╭──
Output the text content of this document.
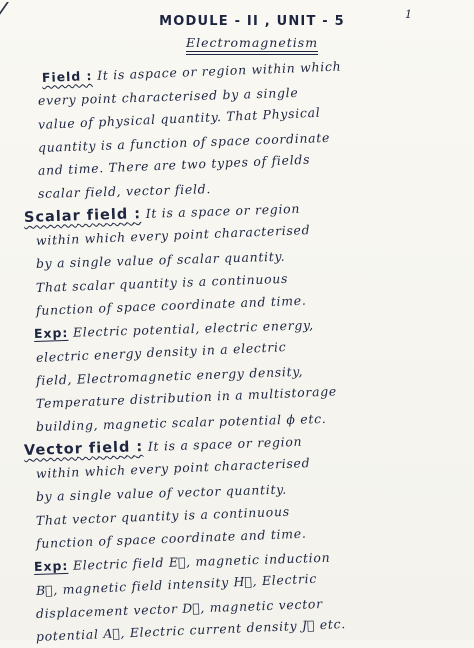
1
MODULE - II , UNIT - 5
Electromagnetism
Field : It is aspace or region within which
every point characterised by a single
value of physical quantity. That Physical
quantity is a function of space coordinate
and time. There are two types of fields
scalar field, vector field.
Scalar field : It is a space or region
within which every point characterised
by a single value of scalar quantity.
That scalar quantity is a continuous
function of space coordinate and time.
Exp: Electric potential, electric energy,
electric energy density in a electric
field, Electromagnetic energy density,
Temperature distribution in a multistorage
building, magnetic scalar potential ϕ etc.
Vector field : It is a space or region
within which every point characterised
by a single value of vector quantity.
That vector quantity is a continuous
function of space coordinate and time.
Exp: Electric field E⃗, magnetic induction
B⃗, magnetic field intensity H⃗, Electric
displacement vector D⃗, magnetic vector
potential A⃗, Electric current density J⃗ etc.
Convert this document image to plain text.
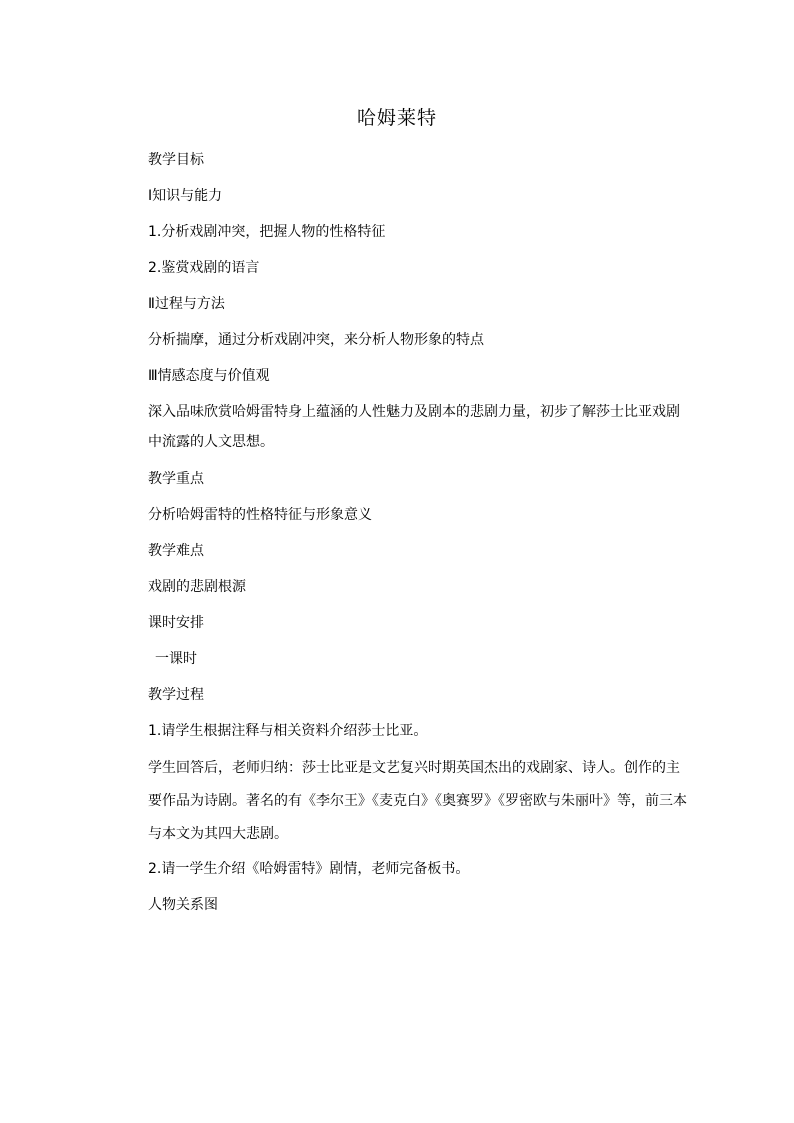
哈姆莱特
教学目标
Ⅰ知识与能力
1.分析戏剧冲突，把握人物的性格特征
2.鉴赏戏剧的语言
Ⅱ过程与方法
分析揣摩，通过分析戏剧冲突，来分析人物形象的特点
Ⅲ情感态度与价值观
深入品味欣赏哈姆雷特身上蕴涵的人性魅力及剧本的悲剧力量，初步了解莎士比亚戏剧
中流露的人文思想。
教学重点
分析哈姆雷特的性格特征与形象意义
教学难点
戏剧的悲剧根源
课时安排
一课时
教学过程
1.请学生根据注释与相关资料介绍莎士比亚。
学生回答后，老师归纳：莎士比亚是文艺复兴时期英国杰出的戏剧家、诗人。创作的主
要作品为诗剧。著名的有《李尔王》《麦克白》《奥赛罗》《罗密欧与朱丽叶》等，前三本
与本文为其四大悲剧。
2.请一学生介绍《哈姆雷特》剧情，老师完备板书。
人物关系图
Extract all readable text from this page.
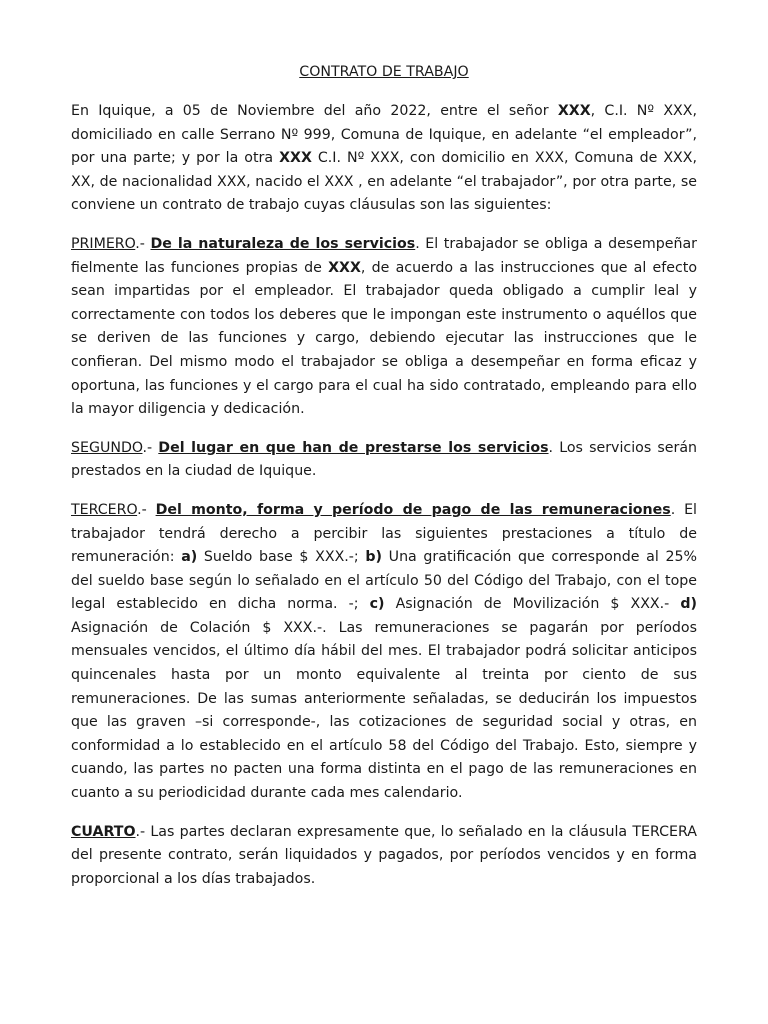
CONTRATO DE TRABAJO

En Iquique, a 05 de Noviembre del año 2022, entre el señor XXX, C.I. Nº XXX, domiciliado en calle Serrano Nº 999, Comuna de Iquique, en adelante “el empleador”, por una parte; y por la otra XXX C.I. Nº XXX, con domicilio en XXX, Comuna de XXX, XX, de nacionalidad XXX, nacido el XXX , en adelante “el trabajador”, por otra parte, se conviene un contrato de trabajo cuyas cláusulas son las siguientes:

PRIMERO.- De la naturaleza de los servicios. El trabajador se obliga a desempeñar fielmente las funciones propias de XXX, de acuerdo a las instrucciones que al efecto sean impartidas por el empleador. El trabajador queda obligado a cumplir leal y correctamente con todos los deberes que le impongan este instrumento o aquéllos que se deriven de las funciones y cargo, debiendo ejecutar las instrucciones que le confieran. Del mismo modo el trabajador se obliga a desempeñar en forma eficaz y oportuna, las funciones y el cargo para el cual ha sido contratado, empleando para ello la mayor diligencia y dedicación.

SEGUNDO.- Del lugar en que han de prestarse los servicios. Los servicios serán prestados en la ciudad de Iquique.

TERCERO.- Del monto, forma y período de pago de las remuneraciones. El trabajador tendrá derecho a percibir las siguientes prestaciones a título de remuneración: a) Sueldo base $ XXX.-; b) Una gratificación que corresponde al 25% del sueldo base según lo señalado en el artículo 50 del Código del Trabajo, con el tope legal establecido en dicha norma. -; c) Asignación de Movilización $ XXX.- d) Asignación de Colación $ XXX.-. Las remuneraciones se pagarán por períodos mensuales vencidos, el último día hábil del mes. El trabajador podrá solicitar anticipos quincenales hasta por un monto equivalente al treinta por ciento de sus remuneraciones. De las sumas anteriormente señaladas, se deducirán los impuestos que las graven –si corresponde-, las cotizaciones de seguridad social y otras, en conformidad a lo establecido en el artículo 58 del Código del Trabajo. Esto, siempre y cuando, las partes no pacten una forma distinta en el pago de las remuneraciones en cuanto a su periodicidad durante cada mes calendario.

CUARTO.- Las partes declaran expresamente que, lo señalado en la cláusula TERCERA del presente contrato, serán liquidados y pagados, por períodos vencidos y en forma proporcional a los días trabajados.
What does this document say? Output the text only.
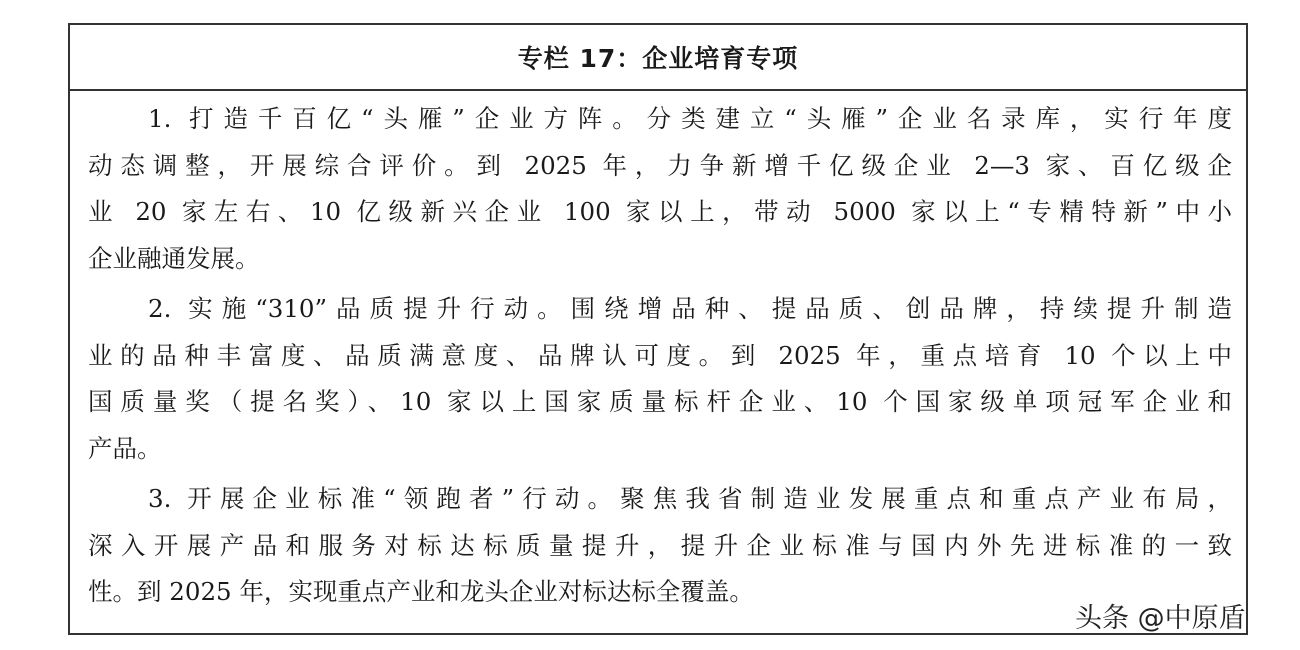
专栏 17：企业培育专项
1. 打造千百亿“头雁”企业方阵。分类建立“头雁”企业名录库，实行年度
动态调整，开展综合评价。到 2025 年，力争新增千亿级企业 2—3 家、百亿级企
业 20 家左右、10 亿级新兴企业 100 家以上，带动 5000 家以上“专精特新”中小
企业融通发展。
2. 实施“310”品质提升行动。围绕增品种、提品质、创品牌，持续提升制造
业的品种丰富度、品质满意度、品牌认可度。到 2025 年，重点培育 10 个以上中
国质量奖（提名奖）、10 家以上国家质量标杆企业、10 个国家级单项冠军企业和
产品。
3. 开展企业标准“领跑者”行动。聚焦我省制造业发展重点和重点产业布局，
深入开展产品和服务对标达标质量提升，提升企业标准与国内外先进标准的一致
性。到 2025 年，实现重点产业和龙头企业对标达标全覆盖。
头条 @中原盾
╰──
— WHAT YOU NEED TO DO —
Reproduce all entries without any change, and omit the pictures.

— COMPLETED TASK —
Output the text content of this document.
1
MODULE - II , UNIT - 5
Electromagnetism
Field : It is aspace or region within which
every point characterised by a single
value of physical quantity. That Physical
quantity is a function of space coordinate
and time. There are two types of fields
scalar field, vector field.
Scalar field : It is a space or region
within which every point characterised
by a single value of scalar quantity.
That scalar quantity is a continuous
function of space coordinate and time.
Exp: Electric potential, electric energy,
electric energy density in a electric
field, Electromagnetic energy density,
Temperature distribution in a multistorage
building, magnetic scalar potential ϕ etc.
Vector field : It is a space or region
within which every point characterised
by a single value of vector quantity.
That vector quantity is a continuous
function of space coordinate and time.
Exp: Electric field E⃗, magnetic induction
B⃗, magnetic field intensity H⃗, Electric
displacement vector D⃗, magnetic vector
potential A⃗, Electric current density J⃗ etc.
Convert this document image to plain text.
哈姆莱特
教学目标
Ⅰ知识与能力
1.分析戏剧冲突，把握人物的性格特征
2.鉴赏戏剧的语言
Ⅱ过程与方法
分析揣摩，通过分析戏剧冲突，来分析人物形象的特点
Ⅲ情感态度与价值观
深入品味欣赏哈姆雷特身上蕴涵的人性魅力及剧本的悲剧力量，初步了解莎士比亚戏剧
中流露的人文思想。
教学重点
分析哈姆雷特的性格特征与形象意义
教学难点
戏剧的悲剧根源
课时安排
一课时
教学过程
1.请学生根据注释与相关资料介绍莎士比亚。
学生回答后，老师归纳：莎士比亚是文艺复兴时期英国杰出的戏剧家、诗人。创作的主
要作品为诗剧。著名的有《李尔王》《麦克白》《奥赛罗》《罗密欧与朱丽叶》等，前三本
与本文为其四大悲剧。
2.请一学生介绍《哈姆雷特》剧情，老师完备板书。
人物关系图
Extract all readable text from this page.
CONTRATO DE TRABAJO

En Iquique, a 05 de Noviembre del año 2022, entre el señor XXX, C.I. Nº XXX, domiciliado en calle Serrano Nº 999, Comuna de Iquique, en adelante “el empleador”, por una parte; y por la otra XXX C.I. Nº XXX, con domicilio en XXX, Comuna de XXX, XX, de nacionalidad XXX, nacido el XXX , en adelante “el trabajador”, por otra parte, se conviene un contrato de trabajo cuyas cláusulas son las siguientes:

PRIMERO.- De la naturaleza de los servicios. El trabajador se obliga a desempeñar fielmente las funciones propias de XXX, de acuerdo a las instrucciones que al efecto sean impartidas por el empleador. El trabajador queda obligado a cumplir leal y correctamente con todos los deberes que le impongan este instrumento o aquéllos que se deriven de las funciones y cargo, debiendo ejecutar las instrucciones que le confieran. Del mismo modo el trabajador se obliga a desempeñar en forma eficaz y oportuna, las funciones y el cargo para el cual ha sido contratado, empleando para ello la mayor diligencia y dedicación.

SEGUNDO.- Del lugar en que han de prestarse los servicios. Los servicios serán prestados en la ciudad de Iquique.

TERCERO.- Del monto, forma y período de pago de las remuneraciones. El trabajador tendrá derecho a percibir las siguientes prestaciones a título de remuneración: a) Sueldo base $ XXX.-; b) Una gratificación que corresponde al 25% del sueldo base según lo señalado en el artículo 50 del Código del Trabajo, con el tope legal establecido en dicha norma. -; c) Asignación de Movilización $ XXX.- d) Asignación de Colación $ XXX.-. Las remuneraciones se pagarán por períodos mensuales vencidos, el último día hábil del mes. El trabajador podrá solicitar anticipos quincenales hasta por un monto equivalente al treinta por ciento de sus remuneraciones. De las sumas anteriormente señaladas, se deducirán los impuestos que las graven –si corresponde-, las cotizaciones de seguridad social y otras, en conformidad a lo establecido en el artículo 58 del Código del Trabajo. Esto, siempre y cuando, las partes no pacten una forma distinta en el pago de las remuneraciones en cuanto a su periodicidad durante cada mes calendario.

CUARTO.- Las partes declaran expresamente que, lo señalado en la cláusula TERCERA del presente contrato, serán liquidados y pagados, por períodos vencidos y en forma proporcional a los días trabajados.
What does this document say? Output the text only.
专栏 17：企业培育专项
1. 打造千百亿“头雁”企业方阵。分类建立“头雁”企业名录库，实行年度
动态调整，开展综合评价。到 2025 年，力争新增千亿级企业 2—3 家、百亿级企
业 20 家左右、10 亿级新兴企业 100 家以上，带动 5000 家以上“专精特新”中小
企业融通发展。
2. 实施“310”品质提升行动。围绕增品种、提品质、创品牌，持续提升制造
业的品种丰富度、品质满意度、品牌认可度。到 2025 年，重点培育 10 个以上中
国质量奖（提名奖）、10 家以上国家质量标杆企业、10 个国家级单项冠军企业和
产品。
3. 开展企业标准“领跑者”行动。聚焦我省制造业发展重点和重点产业布局，
深入开展产品和服务对标达标质量提升，提升企业标准与国内外先进标准的一致
性。到 2025 年，实现重点产业和龙头企业对标达标全覆盖。
头条 @中原盾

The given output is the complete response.